STUDY TEXT ▸
When my first son was born, we had a lot of what I would imagine were normal expectations for him. I really never thought too far ahead of where he was developmentally. Things for a new mother are very hard. You pretty much get little rest and are on 24/7 survival duty. You can’t seem to find any time to shower or think much less pee. I think like all new moms, I loved each stage. I was kind of sad as each was coming to an end, but I was always thankful that with each graduation, my son developed more independence. I, as a mother, would gradually get my bodily autonomy back with each stage of development. It’s a huge moment for a mother when you can start going to the bathroom with the door closed again. My kids are 7 and 9, and I am just there. I obviously missed my big moment. You laugh, but it just became a habit to leave the door open a crack in case of an emergency. My husband recently pointed out I was doing it, and I wasn’t even aware. The phase, though, was over a solid 4 years ago.
With my oldest, it became apparent that some of those transitions to independence weren’t happening on schedule. He was diagnosed at first as having several common developmental delays. Many signs of autism spectrum disorder were there. We wanted to figure out the best ways to help him develop in ways that made his life functional and independent. We wanted him to be able to read and learn and progress in ways that opened up the world of education to him. What we were given through the various early childhood development programs was speech therapy. The problem was, he never had an issue with speaking. He had an issue with functional language which has nothing to do with the ability to form words. It had to do with his brain understanding thoughts and converting them into sounds that we distinguish as meaningful language.
The speech therapist came in and showed us ways to help him start using words that were behavioral. So, instead of saying “cheese” which was his word for any food and “juice” which was his word for any drink, she would have him say, “I-want-cheese.” Then, we would give it to him. The problem was, he had no idea what “I” indicated, much less “want,” so he was just being programmed like a robot to repeat meaningless (to him) phrases on command to get what he wanted. He sounded more like he knew what he was doing. So, we tricked strangers into thinking he was more “normal” than he was. Sad to say, many parents are excited for these little “achievements” and praise behavioral therapy on account of them as a win. I saw through it straight away. “Kimbel, point to I. Who is I?” “Who is you?” “Point to you.” I would ask him various questions. If he acknowledged I was speaking at all, his face demonstrated bewilderment.

EXCERPTED DATA ▸
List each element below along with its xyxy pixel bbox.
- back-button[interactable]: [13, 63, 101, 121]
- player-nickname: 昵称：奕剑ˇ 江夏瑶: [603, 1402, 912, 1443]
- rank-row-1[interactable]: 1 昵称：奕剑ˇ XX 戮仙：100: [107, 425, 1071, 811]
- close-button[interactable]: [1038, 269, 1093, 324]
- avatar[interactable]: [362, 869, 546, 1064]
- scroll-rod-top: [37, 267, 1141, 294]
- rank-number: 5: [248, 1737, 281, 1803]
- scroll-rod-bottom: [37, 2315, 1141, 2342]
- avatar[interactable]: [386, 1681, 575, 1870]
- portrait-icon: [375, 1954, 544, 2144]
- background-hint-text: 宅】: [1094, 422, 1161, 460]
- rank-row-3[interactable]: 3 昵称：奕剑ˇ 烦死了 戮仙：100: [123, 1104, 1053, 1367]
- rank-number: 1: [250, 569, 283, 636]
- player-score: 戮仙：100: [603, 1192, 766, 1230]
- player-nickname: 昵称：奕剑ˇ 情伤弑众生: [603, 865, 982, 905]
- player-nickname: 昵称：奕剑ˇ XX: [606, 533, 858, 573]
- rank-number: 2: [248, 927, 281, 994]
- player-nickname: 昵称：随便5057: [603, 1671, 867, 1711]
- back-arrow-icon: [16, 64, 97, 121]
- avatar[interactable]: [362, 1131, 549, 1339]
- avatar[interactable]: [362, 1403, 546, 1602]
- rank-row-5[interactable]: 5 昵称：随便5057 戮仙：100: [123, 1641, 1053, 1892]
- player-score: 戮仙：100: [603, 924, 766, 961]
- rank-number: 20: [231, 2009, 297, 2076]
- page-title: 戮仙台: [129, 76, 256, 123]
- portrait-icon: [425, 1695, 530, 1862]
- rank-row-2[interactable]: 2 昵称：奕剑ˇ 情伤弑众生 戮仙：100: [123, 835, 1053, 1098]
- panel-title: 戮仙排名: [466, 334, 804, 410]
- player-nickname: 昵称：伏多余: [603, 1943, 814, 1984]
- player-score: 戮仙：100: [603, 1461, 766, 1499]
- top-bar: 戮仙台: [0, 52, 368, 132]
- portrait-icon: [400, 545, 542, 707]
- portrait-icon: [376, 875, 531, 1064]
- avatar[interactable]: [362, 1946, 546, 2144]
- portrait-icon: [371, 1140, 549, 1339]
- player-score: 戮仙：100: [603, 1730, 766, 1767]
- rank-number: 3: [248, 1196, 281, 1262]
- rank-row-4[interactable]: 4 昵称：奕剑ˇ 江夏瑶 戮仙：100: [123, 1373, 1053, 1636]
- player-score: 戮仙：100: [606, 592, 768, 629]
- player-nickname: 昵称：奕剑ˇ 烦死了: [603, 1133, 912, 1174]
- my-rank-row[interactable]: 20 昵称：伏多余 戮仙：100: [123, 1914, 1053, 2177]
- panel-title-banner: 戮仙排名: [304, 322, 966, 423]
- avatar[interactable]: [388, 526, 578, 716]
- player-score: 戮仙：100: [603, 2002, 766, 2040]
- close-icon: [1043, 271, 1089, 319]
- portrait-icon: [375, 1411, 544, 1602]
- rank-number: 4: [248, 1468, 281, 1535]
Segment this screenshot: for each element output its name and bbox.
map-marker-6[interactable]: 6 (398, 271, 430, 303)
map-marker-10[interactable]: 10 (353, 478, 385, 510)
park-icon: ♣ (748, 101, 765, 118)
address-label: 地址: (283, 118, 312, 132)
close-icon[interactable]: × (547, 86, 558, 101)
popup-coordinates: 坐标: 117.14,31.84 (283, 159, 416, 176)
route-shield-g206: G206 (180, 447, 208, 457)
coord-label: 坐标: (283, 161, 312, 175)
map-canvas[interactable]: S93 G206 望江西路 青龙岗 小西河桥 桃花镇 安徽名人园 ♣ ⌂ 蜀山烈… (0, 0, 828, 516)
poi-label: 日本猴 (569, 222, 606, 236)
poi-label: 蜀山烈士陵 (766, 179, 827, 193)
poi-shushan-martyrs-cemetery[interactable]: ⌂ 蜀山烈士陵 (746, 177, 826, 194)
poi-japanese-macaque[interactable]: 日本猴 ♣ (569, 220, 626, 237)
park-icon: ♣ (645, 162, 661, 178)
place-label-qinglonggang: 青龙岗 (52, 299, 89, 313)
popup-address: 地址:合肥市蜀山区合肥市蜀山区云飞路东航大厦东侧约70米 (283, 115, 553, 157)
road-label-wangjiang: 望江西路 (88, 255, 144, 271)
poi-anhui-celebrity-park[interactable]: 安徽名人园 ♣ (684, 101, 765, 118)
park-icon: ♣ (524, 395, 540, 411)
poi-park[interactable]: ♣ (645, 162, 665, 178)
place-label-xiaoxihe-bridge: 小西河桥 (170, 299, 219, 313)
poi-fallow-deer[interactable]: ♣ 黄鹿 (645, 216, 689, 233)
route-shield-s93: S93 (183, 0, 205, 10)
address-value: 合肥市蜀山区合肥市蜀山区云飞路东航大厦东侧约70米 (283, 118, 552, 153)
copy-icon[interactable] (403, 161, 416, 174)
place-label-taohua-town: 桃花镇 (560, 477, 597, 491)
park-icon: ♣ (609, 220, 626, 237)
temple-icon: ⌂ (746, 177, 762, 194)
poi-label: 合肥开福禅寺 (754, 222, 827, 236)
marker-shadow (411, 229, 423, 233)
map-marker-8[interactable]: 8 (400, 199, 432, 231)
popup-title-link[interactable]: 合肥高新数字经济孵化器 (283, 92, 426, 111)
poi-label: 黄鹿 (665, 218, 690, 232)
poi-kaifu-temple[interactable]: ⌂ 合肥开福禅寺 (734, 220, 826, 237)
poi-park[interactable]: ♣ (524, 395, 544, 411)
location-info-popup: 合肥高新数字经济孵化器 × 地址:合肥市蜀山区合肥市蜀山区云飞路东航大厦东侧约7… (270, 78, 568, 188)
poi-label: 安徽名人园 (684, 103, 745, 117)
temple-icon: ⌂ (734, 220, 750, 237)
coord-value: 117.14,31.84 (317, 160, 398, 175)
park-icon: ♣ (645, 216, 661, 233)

REQUIRED TASKS ▸
(1) Answer these questions about the essay on the son's language development, one per line:
(a) How old are the writer's children now?
(b) What did the son use the word "juice" to mean?
(c) What help did the early childhood development programs provide?
(2) According to the essay on the son's language development, why was speech therapy not the help he needed?
(3) Carry on the essay about the son's language development with a new paragraph that begins after its final sentence.

SOLVED PROBLEMS ▸
(1)
(a) 7 and 9.
(b) Any drink.
(c) Speech therapy.

(2) He never had trouble speaking. His difficulty was with functional language: his brain had trouble understanding thoughts and turning them into sounds that others recognize as meaningful language.

(3)
We tried sign language. Thank goodness sign language is somewhat more intuitive for children on the spectrum. The sign for want is hands grabbing out to something and closing them while bringing the invisible item in toward the body. This made language make a little more sense to him. We did the “Signing Time” program with Rachel. We even met her when she came to DC. I admit I almost cried meeting her. My mother was there looking very cool over the event, so I held back out of embarrassment for what she would think of her 40 something year old, grown daughter crying over the fiasco that was the live stage show. It was really chaotic. I’m crying now a little recalling how I felt, though, in that experience which I had nearly forgot. The stages go by much quicker now leaving little time for reflection.
The long story short is that in the year my son spent with a speech therapist, he made little progress. What developmental spurts he had seemed to come directly as a result of being sick, speech therapy being canceled and a healing diet of soups implemented for the interim until he got better. When therapy would resume, the therapists would say they could see that we were keeping up with all the homework better. In truth, we were not thrilled with behavioral therapy, and we were much less inclined to fiddle with it when he was sick. At the end of our year, we started to believe he was struggling with autism. All the other signs were there: echolalia, lining up cars and toys, laughing at inappropriate times, watching kids play with interest but never engaging in the play, zero eye contact, still no functional language, zero pain tolerance or responses to getting hurt (in a cause and effect sort of natural repercussion development of fear that thriving beings possess), and he was repeating meaningless phrases at random in all sorts of situations.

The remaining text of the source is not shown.